**The tasks**
[1] In the vision letter thread, what does Gary say is near impossible to write in the current code base?
[2] Pick up the vision letter thread after its last line and continue it.

**Text**
-- BEGIN --

Re: Vision letter, reqest for discussion

Edward Capriolo Mon, 17 Jul 2017 14:31:54 -0700

On Mon, Jul 17, 2017 at 3:57 PM, Gary Dusbabek <[email protected]> wrote:


> Sorry for the late reply. I am on holiday.
>
> I think part of the problem is that the community is so small. It's
> difficult right now to get PRs merged for lack of reviewers. And in cases
> where participants disagree, and there is no consensus, no real work can
> get done.
>
> For example, I would love to push through a big refactoring that improves
> the coupling problem in the code base. It is near impossible to write good
> unit tests currently. And it's difficult to write features if you cannot
> easily test them. However, I don't feel like there is support for this kind
> of change.
>
> So in short, when there are competing visions, and not a small community,
> it will be difficult to make headway.
>
> As for the CRDTs, etc. I don't think there is any need for them right now,
> personally. They are a scratch with no itch. :)
>
> Gary.
>
>
> On Tue, Jul 11, 2017 at 11:58 AM, Edward Capriolo <[email protected]>
> wrote:
>
> > On Tue, Jul 11, 2017 at 11:15 AM, Русак Максим <[email protected]>
> > wrote:
> >
> > > Hello, Gossip community.

-- END --

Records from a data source
-- BEGIN --

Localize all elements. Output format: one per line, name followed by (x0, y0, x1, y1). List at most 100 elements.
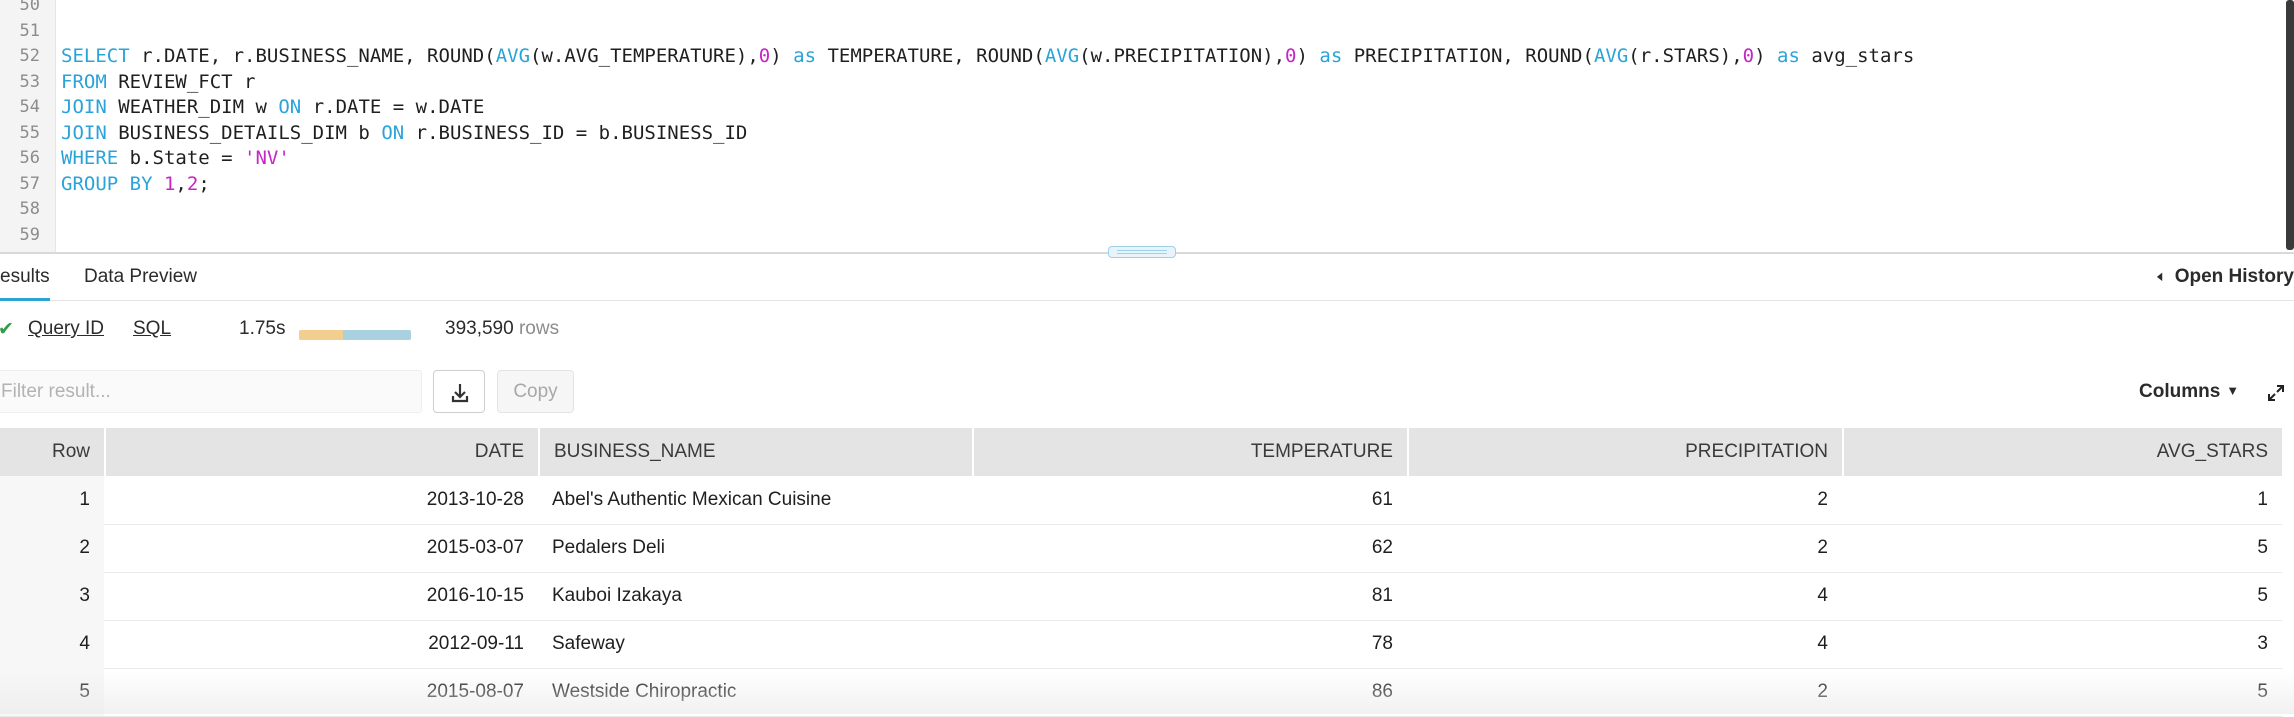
code-line[interactable]: 54 JOIN WEATHER_DIM w ON r.DATE = w.DATE (0, 94, 2260, 120)
cell-precipitation[interactable]: 2 (1407, 476, 1842, 524)
caret-down-icon: ▼ (2226, 383, 2240, 398)
table-row[interactable]: 5 2015-08-07 Westside Chiropractic 86 2 5 (0, 668, 2282, 717)
column-header-precipitation[interactable]: PRECIPITATION (1407, 428, 1842, 476)
cell-precipitation[interactable]: 2 (1407, 668, 1842, 716)
table-row[interactable]: 4 2012-09-11 Safeway 78 4 3 (0, 620, 2282, 669)
code-token-kw: AVG (1044, 45, 1080, 67)
cell-business-name[interactable]: Kauboi Izakaya (538, 572, 972, 620)
code-line[interactable]: 58 (0, 196, 2260, 222)
code-line[interactable]: 56 WHERE b.State = 'NV' (0, 145, 2260, 171)
query-duration: 1.75s (239, 318, 286, 339)
query-id-link[interactable]: Query ID (28, 318, 104, 340)
code-line[interactable]: 59 (0, 222, 2260, 248)
cell-date[interactable]: 2016-10-15 (104, 572, 538, 620)
code-token: avg_stars (1799, 45, 1915, 67)
code-token: , (175, 172, 187, 195)
code-text: FROM REVIEW_FCT r (61, 69, 255, 95)
editor-scrollbar[interactable] (2286, 0, 2294, 250)
code-line[interactable]: 53 FROM REVIEW_FCT r (0, 69, 2260, 95)
table-header: Row DATE BUSINESS_NAME TEMPERATURE PRECIPITA… (0, 428, 2282, 476)
open-history-button[interactable]: 🢐 Open History (2157, 266, 2294, 293)
cell-avg-stars[interactable]: 5 (1842, 668, 2282, 716)
column-header-business-name[interactable]: BUSINESS_NAME (538, 428, 972, 476)
filter-result-input[interactable] (0, 370, 422, 413)
code-line[interactable]: 51 (0, 18, 2260, 44)
cell-temperature[interactable]: 78 (972, 620, 1407, 668)
code-token: (r.STARS), (1628, 45, 1743, 67)
code-token: r.DATE, r.BUSINESS_NAME, ROUND( (129, 45, 496, 67)
table-row[interactable]: 1 2013-10-28 Abel's Authentic Mexican Cuis… (0, 476, 2282, 525)
row-number-cell[interactable]: 4 (0, 620, 104, 668)
cell-temperature[interactable]: 86 (972, 668, 1407, 716)
code-token-kw: ON (278, 96, 302, 118)
cell-temperature[interactable]: 62 (972, 524, 1407, 572)
code-line[interactable]: 52 SELECT r.DATE, r.BUSINESS_NAME, ROUND(… (0, 43, 2260, 69)
row-count-label: rows (518, 318, 560, 339)
cell-temperature[interactable]: 81 (972, 572, 1407, 620)
table-row[interactable]: 3 2016-10-15 Kauboi Izakaya 81 4 5 (0, 572, 2282, 621)
code-token-kw: JOIN (61, 96, 107, 118)
sql-editor[interactable]: 50 51 52 SELECT r.DATE, r.BUSINESS_NAME, RO… (0, 0, 2294, 253)
cell-date[interactable]: 2012-09-11 (104, 620, 538, 668)
cell-business-name[interactable]: Abel's Authentic Mexican Cuisine (538, 476, 972, 524)
cell-avg-stars[interactable]: 5 (1842, 572, 2282, 620)
sql-link[interactable]: SQL (133, 318, 171, 340)
code-token-num: 2 (186, 172, 199, 195)
code-token: ; (198, 172, 210, 195)
line-number: 54 (19, 97, 40, 117)
cell-precipitation[interactable]: 2 (1407, 524, 1842, 572)
cell-date[interactable]: 2013-10-28 (104, 476, 538, 524)
row-count: 393,590 rows (445, 318, 559, 340)
code-text: WHERE b.State = 'NV' (61, 145, 290, 171)
column-header-avg-stars[interactable]: AVG_STARS (1842, 428, 2282, 476)
code-line[interactable]: 57 GROUP BY 1,2; (0, 171, 2260, 197)
code-token: PRECIPITATION, ROUND( (1342, 45, 1594, 67)
row-number-cell[interactable]: 1 (0, 476, 104, 524)
cell-business-name[interactable]: Pedalers Deli (538, 524, 972, 572)
cell-business-name[interactable]: Westside Chiropractic (538, 668, 972, 716)
code-token-num: 0 (758, 45, 771, 67)
table-row[interactable]: 2 2015-03-07 Pedalers Deli 62 2 5 (0, 524, 2282, 573)
expand-icon[interactable] (2266, 383, 2286, 403)
cell-avg-stars[interactable]: 3 (1842, 620, 2282, 668)
cell-date[interactable]: 2015-03-07 (104, 524, 538, 572)
code-token-str: 'NV' (244, 147, 290, 169)
row-number-cell[interactable]: 5 (0, 668, 104, 716)
cell-avg-stars[interactable]: 1 (1842, 476, 2282, 524)
columns-dropdown[interactable]: Columns ▼ (2139, 381, 2239, 403)
code-token: TEMPERATURE, ROUND( (816, 45, 1045, 67)
tab-results[interactable]: esults (0, 266, 50, 301)
success-check-icon: ✔ (0, 319, 14, 340)
row-number-cell[interactable]: 3 (0, 572, 104, 620)
line-number: 55 (19, 122, 40, 143)
line-number: 50 (19, 0, 40, 15)
line-number: 52 (19, 46, 40, 66)
code-token-kw: AVG (1593, 45, 1629, 67)
cell-precipitation[interactable]: 4 (1407, 620, 1842, 668)
copy-button[interactable]: Copy (497, 370, 574, 413)
line-number: 56 (19, 148, 40, 168)
cell-temperature[interactable]: 61 (972, 476, 1407, 524)
column-header-row[interactable]: Row (0, 428, 104, 476)
line-number: 57 (19, 173, 40, 194)
code-token-kw: GROUP BY (61, 172, 153, 195)
cell-avg-stars[interactable]: 5 (1842, 524, 2282, 572)
compile-time-segment (299, 330, 343, 340)
open-history-label: Open History (2174, 266, 2294, 287)
row-count-value: 393,590 (445, 318, 514, 339)
cell-business-name[interactable]: Safeway (538, 620, 972, 668)
column-header-temperature[interactable]: TEMPERATURE (972, 428, 1407, 476)
row-number-cell[interactable]: 2 (0, 524, 104, 572)
download-button[interactable] (433, 370, 485, 413)
column-header-date[interactable]: DATE (104, 428, 538, 476)
code-token-num: 0 (1742, 45, 1755, 67)
code-token-kw: as (1319, 45, 1343, 67)
code-token: ) (1754, 45, 1778, 67)
cell-date[interactable]: 2015-08-07 (104, 668, 538, 716)
code-line[interactable]: 55 JOIN BUSINESS_DETAILS_DIM b ON r.BUSIN… (0, 120, 2260, 146)
code-line[interactable]: 50 (0, 0, 2260, 18)
download-icon (451, 384, 469, 403)
cell-precipitation[interactable]: 4 (1407, 572, 1842, 620)
code-token-kw: FROM (61, 70, 107, 93)
tab-data-preview[interactable]: Data Preview (84, 266, 197, 288)
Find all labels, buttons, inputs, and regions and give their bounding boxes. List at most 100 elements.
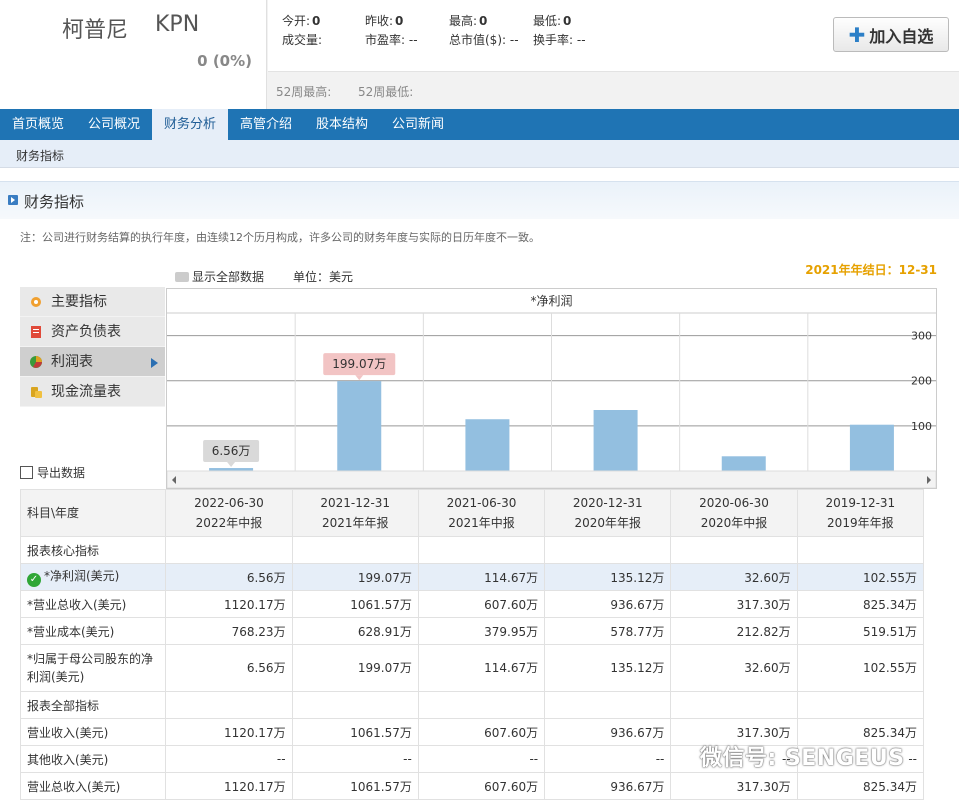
unit-label: 单位：美元 [293,270,354,284]
stock-name: 柯普尼 [62,18,129,43]
table-cell: 936.67万 [544,718,672,746]
table-cell: 199.07万 [291,644,419,692]
chart-scrollbar [166,470,937,489]
quote-turnover: 换手率: -- [533,33,586,47]
nav-company[interactable]: 公司概况 [76,109,152,140]
chevron-right-icon [151,358,158,368]
row-label: 营业收入(美元) [19,718,167,746]
gear-icon [31,297,41,307]
table-cell: 212.82万 [670,617,798,645]
menu-balance-sheet[interactable]: 资产负债表 [20,317,165,347]
table-cell: -- [544,745,672,773]
add-watchlist-label: 加入自选 [869,26,934,46]
data-label-pointer [227,462,236,468]
section-title: 财务指标 [24,193,85,211]
table-cell: 6.56万 [165,563,293,591]
week52-low-label: 52周最低: [358,85,414,99]
table-cell: 199.07万 [291,563,419,591]
document-icon [31,326,41,338]
export-data-button[interactable]: 导出数据 [20,464,85,481]
data-label: 6.56万 [212,444,251,458]
stock-name-box: 柯普尼 KPN 0 (0%) [0,0,267,109]
quote-low: 最低: 0 [533,14,572,28]
y-tick-label: 200 [911,375,932,388]
table-cell: 607.60万 [417,772,546,800]
pie-chart-icon [30,356,42,368]
bar [337,381,382,471]
chart-svg: *净利润 100 200 300 6.56万 199.07万 [166,294,937,489]
table-section-row: 报表核心指标 [19,536,925,564]
column-header: 2020-06-30 2020年中报 [670,489,798,537]
table-cell: 102.55万 [796,644,925,692]
row-label: 其他收入(美元) [19,745,167,773]
table-cell: -- [165,745,293,773]
quote-pe: 市盈率: -- [365,33,418,47]
table-cell: 1120.17万 [165,772,293,800]
menu-main-indicators[interactable]: 主要指标 [20,287,165,317]
stock-code: KPN [155,12,200,37]
watermark: 微信号: SENGEUS [700,746,905,771]
table-row[interactable]: 营业总收入(美元) 1120.17万 1061.57万 607.60万 936.67万 3… [19,772,925,800]
table-cell: 578.77万 [544,617,672,645]
data-label: 199.07万 [332,357,386,371]
table-cell: 32.60万 [670,644,798,692]
table-cell: 1061.57万 [291,772,419,800]
table-cell: 1120.17万 [165,590,293,618]
table-row[interactable]: *营业成本(美元) 768.23万 628.91万 379.95万 578.77万 212… [19,617,925,645]
table-cell: 102.55万 [796,563,925,591]
nav-home[interactable]: 首页概览 [0,109,76,140]
nav-financial[interactable]: 财务分析 [152,109,229,140]
bar [593,410,638,471]
main-nav: 首页概览 公司概况 财务分析 高管介绍 股本结构 公司新闻 [0,109,959,140]
table-row[interactable]: ✓ *净利润(美元) 6.56万 199.07万 114.67万 135.12万 32.60… [19,563,925,591]
column-header: 2021-12-31 2021年年报 [291,489,419,537]
section-label: 报表全部指标 [19,691,167,719]
table-header-label: 科目\年度 [19,489,167,537]
stock-change: 0 (0%) [197,52,252,70]
column-header: 2019-12-31 2019年年报 [796,489,925,537]
column-header: 2022-06-30 2022年中报 [165,489,293,537]
table-cell: -- [417,745,546,773]
row-label: 营业总收入(美元) [19,772,167,800]
data-label-pointer [355,375,364,381]
nav-executives[interactable]: 高管介绍 [228,109,304,140]
quote-volume: 成交量: [282,33,323,47]
net-profit-chart: *净利润 100 200 300 6.56万 199.07万 [166,288,937,489]
table-cell: 519.51万 [796,617,925,645]
show-all-toggle[interactable]: 显示全部数据 [175,268,264,285]
section-label: 报表核心指标 [19,536,167,564]
row-label: *营业总收入(美元) [19,590,167,618]
table-cell: -- [291,745,419,773]
bar [849,424,894,471]
table-cell: 317.30万 [670,590,798,618]
table-cell: 135.12万 [544,644,672,692]
table-row[interactable]: *营业总收入(美元) 1120.17万 1061.57万 607.60万 936.67万… [19,590,925,618]
quote-open: 今开: 0 [282,14,321,28]
quote-high: 最高: 0 [449,14,488,28]
table-cell: 379.95万 [417,617,546,645]
column-header: 2020-12-31 2020年年报 [544,489,672,537]
table-cell: 936.67万 [544,772,672,800]
subnav-financial-indicators[interactable]: 财务指标 [16,147,64,164]
menu-cash-flow[interactable]: 现金流量表 [20,377,165,407]
table-cell: 114.67万 [417,563,546,591]
table-row[interactable]: *归属于母公司股东的净利润(美元) 6.56万 199.07万 114.67万 135.… [19,644,925,692]
quote-market-cap: 总市值($): -- [449,33,519,47]
table-header-row: 科目\年度 2022-06-30 2022年中报 2021-12-31 2021年年报 2… [19,489,925,537]
nav-news[interactable]: 公司新闻 [380,109,456,140]
statement-menu: 主要指标 资产负债表 利润表 现金流量表 [20,287,165,407]
chart-title: *净利润 [530,294,572,308]
table-cell: 1120.17万 [165,718,293,746]
table-cell: 607.60万 [417,590,546,618]
row-label: ✓ *净利润(美元) [19,563,167,591]
week52-high-label: 52周最高: [276,85,332,99]
plus-icon: ✚ [848,22,866,47]
nav-shares[interactable]: 股本结构 [304,109,380,140]
table-cell: 135.12万 [544,563,672,591]
table-cell: 1061.57万 [291,718,419,746]
table-cell: 768.23万 [165,617,293,645]
stock-header: 柯普尼 KPN 0 (0%) 今开: 0 昨收: 0 最高: 0 最低: 0 成交量: … [0,0,959,109]
add-watchlist-button[interactable]: ✚ 加入自选 [833,17,949,52]
section-header: 财务指标 [0,181,959,219]
menu-income-statement[interactable]: 利润表 [20,347,165,377]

-- END --

**Results of the exercise**
[1] Good unit tests.

[2]
> > > Today I want to discuss our vision of Gossip project, its purpose and
> > > future steps.
> > > I think the main problem is that even I have not clear vision of our
> > goals
> > > and future steps, I think all members of our small community - 5-10
> > > members, have their our unique vision - it's illy.
> > > Are we just implementation of Gossip? Or do we want to implement much
> > more
> > > algorithms and to solve more problems? If yes, what problems?
> > > Who is our user in both cases?
> > > I think without this understanding and obtaining first users quickly
> > > community can fall apart.
> > >
> > > I think our goal now:
> > > 1. Formulate goals and principles of Apache Gossip
> > > 2. After that we'll understand who is our exemplary user, which
> problems
> > > we can solve for him
> > > 3. Then we'll understand the shortest path to a real adaptation. We'll
> > get
> > > one real user and do all stuff to make Gossip decent for him.
> > >
> > > I'm GSoC participant, I have a lot of time now to work and I want to
> move
> > > Gossip to the new level. My tasks are CRDTs, SWIM and Consensus.
> > > For example, I can't understand which of these tasks will lead us to
> > users
> > > and to what kind of users?
> > > CRDT umbrella task (GOSSIP-67) has a lot of CRDTs, I implemented almost
> > > all of them, two remaining Crdts are so rare and complicated that I
> think
> > > there is no need to implement them. I think even some of already
> > > implemented are not necessary.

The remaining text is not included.